### [Prompt]
Leaving out the pictures, transcribe all of the records faithfully.

Some records
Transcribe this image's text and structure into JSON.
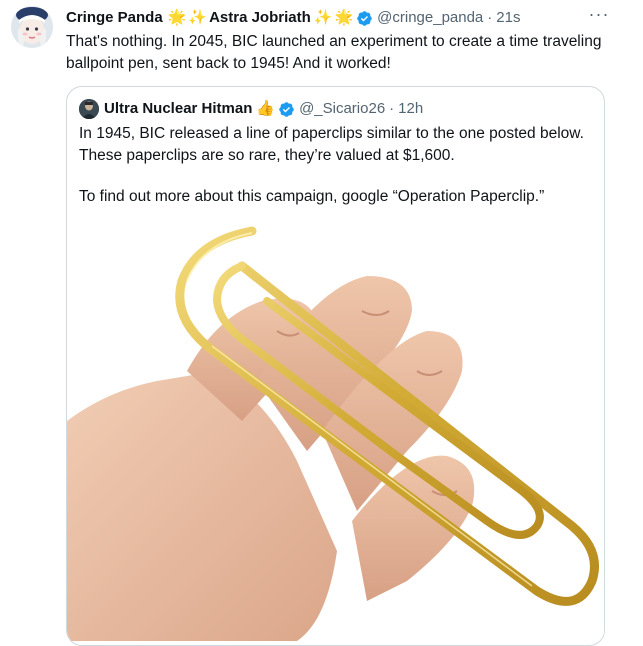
{
  "tweet": {
    "author_name": "Cringe Panda",
    "author_emoji_1": "🌟",
    "author_emoji_2": "✨",
    "author_name_2": "Astra Jobriath",
    "author_emoji_3": "✨",
    "author_emoji_4": "🌟",
    "handle": "@cringe_panda",
    "separator": "·",
    "time": "21s",
    "more_label": "···",
    "text": "That's nothing. In 2045, BIC launched an experiment to create a time traveling ballpoint pen, sent back to 1945! And it worked!"
  },
  "quote": {
    "author_name": "Ultra Nuclear Hitman",
    "author_emoji": "👍",
    "handle": "@_Sicario26",
    "separator": "·",
    "time": "12h",
    "paragraph_1": "In 1945, BIC released a line of paperclips similar to the one posted below. These paperclips are so rare, they’re valued at $1,600.",
    "paragraph_2": "To find out more about this campaign, google “Operation Paperclip.”"
  },
  "colors": {
    "text": "#0f1419",
    "secondary": "#536471",
    "verified": "#1d9bf0",
    "border": "#cfd9de",
    "paperclip": "#d8b43c"
  },
  "icons": {
    "verified": "verified-badge-icon",
    "more": "more-options-icon"
  }
}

### [Exercise answer]
Transcribe this image's text and structure into JSON.
{
  "tweet": {
    "author_name": "Cringe Panda",
    "author_emoji_1": "🌟",
    "author_emoji_2": "✨",
    "author_name_2": "Astra Jobriath",
    "author_emoji_3": "✨",
    "author_emoji_4": "🌟",
    "handle": "@cringe_panda",
    "separator": "·",
    "time": "21s",
    "more_label": "···",
    "text": "That's nothing. In 2045, BIC launched an experiment to create a time traveling ballpoint pen, sent back to 1945! And it worked!"
  },
  "quote": {
    "author_name": "Ultra Nuclear Hitman",
    "author_emoji": "👍",
    "handle": "@_Sicario26",
    "separator": "·",
    "time": "12h",
    "paragraph_1": "In 1945, BIC released a line of paperclips similar to the one posted below. These paperclips are so rare, they’re valued at $1,600.",
    "paragraph_2": "To find out more about this campaign, google “Operation Paperclip.”"
  },
  "colors": {
    "text": "#0f1419",
    "secondary": "#536471",
    "verified": "#1d9bf0",
    "border": "#cfd9de",
    "paperclip": "#d8b43c"
  },
  "icons": {
    "verified": "verified-badge-icon",
    "more": "more-options-icon"
  }
}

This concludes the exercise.